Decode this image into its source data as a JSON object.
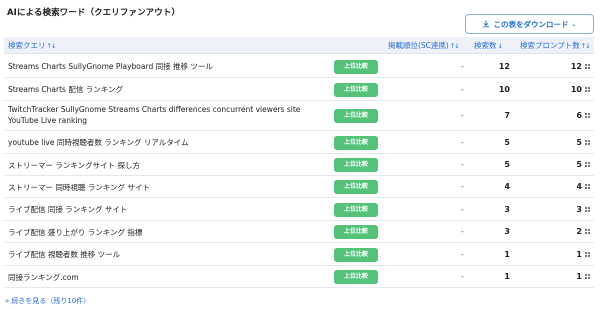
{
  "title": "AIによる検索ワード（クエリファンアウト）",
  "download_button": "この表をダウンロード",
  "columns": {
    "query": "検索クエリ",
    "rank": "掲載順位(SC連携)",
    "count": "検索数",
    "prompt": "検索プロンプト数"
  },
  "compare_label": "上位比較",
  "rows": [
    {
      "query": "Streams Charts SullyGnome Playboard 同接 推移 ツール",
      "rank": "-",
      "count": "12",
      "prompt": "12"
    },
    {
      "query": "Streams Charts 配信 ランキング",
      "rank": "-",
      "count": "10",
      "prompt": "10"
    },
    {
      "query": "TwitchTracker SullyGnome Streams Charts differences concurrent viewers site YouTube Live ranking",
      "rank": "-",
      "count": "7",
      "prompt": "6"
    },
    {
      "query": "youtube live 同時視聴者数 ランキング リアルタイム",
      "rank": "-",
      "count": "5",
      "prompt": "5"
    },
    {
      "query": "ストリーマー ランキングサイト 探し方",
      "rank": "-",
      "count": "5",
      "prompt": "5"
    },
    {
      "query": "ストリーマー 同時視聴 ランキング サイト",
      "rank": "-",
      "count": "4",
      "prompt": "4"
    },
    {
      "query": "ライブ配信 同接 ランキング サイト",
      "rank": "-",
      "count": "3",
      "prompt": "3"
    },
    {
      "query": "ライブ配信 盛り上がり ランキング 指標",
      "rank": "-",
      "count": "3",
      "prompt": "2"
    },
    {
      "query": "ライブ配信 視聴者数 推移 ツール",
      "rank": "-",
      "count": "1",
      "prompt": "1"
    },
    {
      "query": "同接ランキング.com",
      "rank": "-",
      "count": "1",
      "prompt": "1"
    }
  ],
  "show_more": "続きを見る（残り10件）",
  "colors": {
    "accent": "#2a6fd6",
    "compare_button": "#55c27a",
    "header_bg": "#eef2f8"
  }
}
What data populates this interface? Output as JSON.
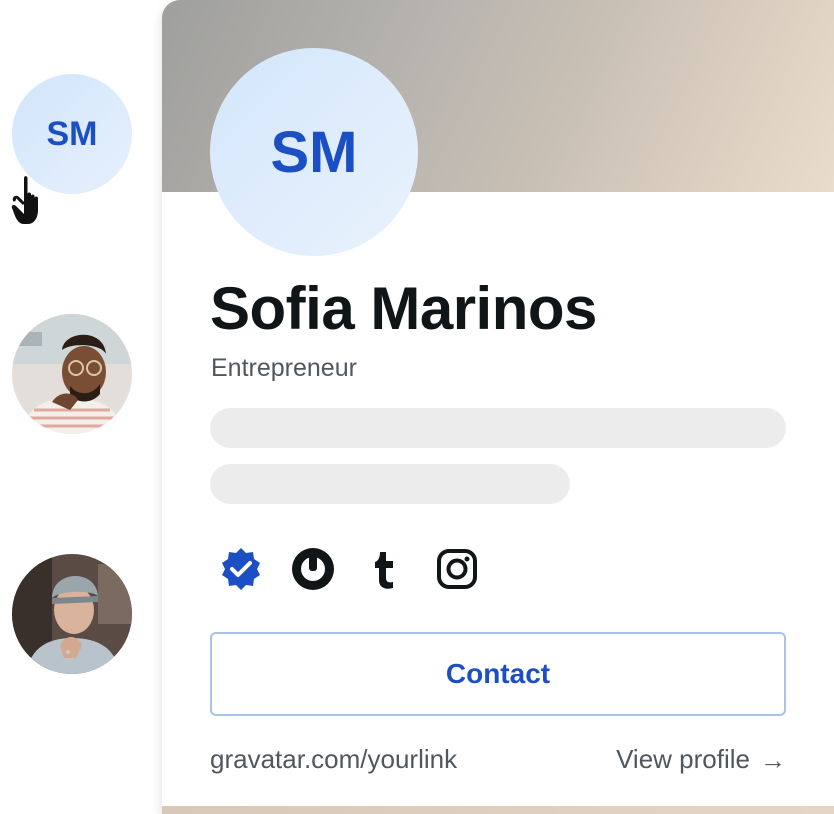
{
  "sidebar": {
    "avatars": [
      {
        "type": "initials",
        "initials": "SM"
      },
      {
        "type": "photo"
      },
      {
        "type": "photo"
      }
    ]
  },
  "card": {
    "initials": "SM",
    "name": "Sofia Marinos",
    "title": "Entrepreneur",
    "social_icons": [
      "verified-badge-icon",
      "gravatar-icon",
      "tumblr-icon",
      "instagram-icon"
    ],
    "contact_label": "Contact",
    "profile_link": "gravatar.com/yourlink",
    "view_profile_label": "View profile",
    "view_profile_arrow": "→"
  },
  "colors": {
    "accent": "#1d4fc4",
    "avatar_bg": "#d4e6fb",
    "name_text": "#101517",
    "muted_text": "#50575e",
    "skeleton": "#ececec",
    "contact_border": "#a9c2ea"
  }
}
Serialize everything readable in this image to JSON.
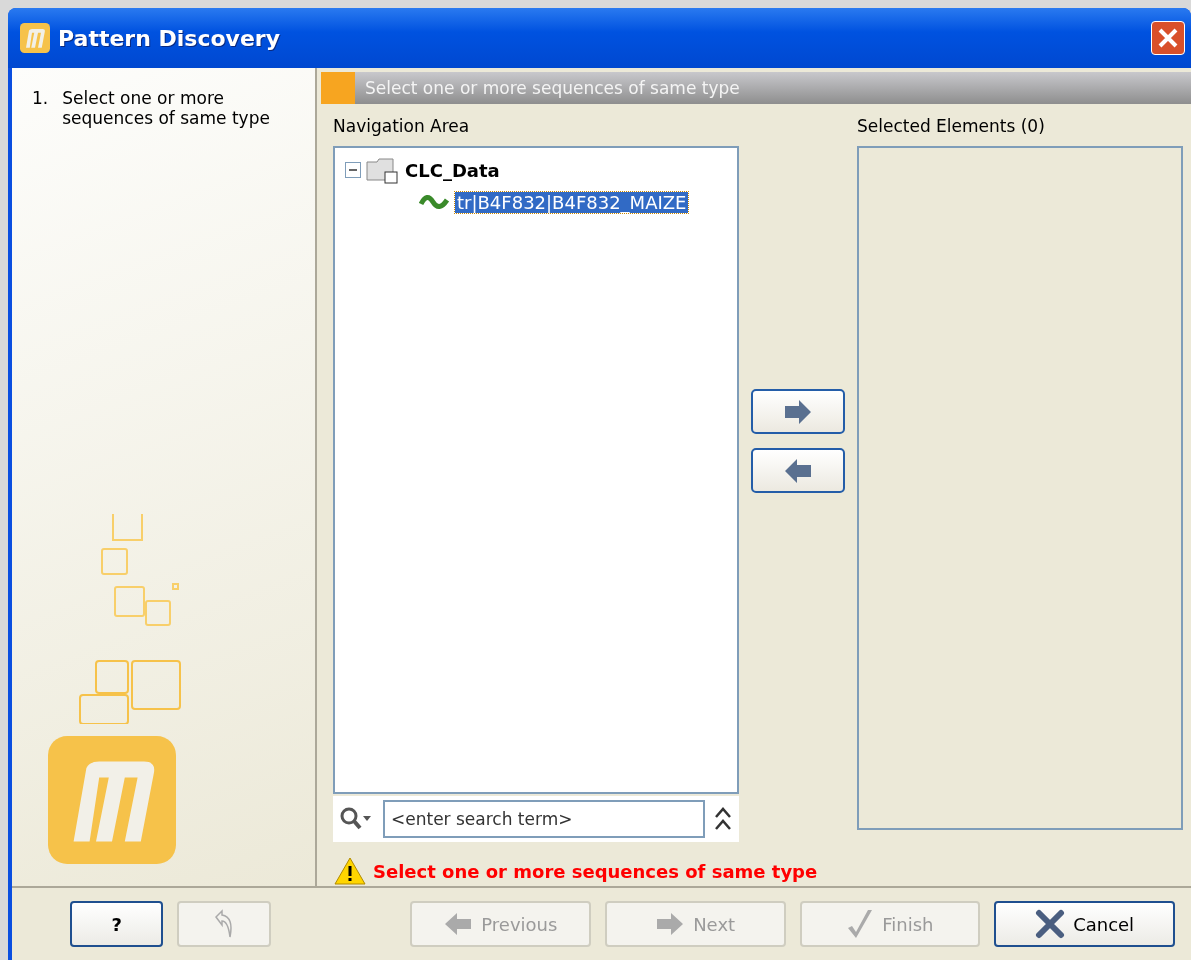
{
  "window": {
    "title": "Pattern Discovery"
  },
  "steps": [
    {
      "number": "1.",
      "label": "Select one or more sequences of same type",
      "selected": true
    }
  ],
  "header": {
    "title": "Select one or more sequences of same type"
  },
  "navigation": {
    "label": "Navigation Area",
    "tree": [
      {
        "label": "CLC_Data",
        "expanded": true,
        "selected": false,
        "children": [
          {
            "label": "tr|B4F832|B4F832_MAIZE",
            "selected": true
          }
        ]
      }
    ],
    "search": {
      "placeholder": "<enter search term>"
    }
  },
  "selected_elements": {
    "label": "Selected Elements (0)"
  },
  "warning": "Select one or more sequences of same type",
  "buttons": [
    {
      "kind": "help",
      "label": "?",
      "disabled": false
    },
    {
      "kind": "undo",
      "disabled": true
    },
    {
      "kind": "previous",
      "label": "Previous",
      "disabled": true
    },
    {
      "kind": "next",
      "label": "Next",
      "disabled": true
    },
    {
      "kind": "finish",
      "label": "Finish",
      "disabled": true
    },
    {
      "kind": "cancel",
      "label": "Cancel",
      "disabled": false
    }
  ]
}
-----
• **What is required**: Pick out every line above that contains the word "count" and copy it.

• **Solution to this task**:
    "count": "検索数",
      "count": "12",
      "count": "10",
      "count": "7",
      "count": "5",
      "count": "5",
      "count": "4",
      "count": "3",
      "count": "3",
      "count": "1",
      "count": "1",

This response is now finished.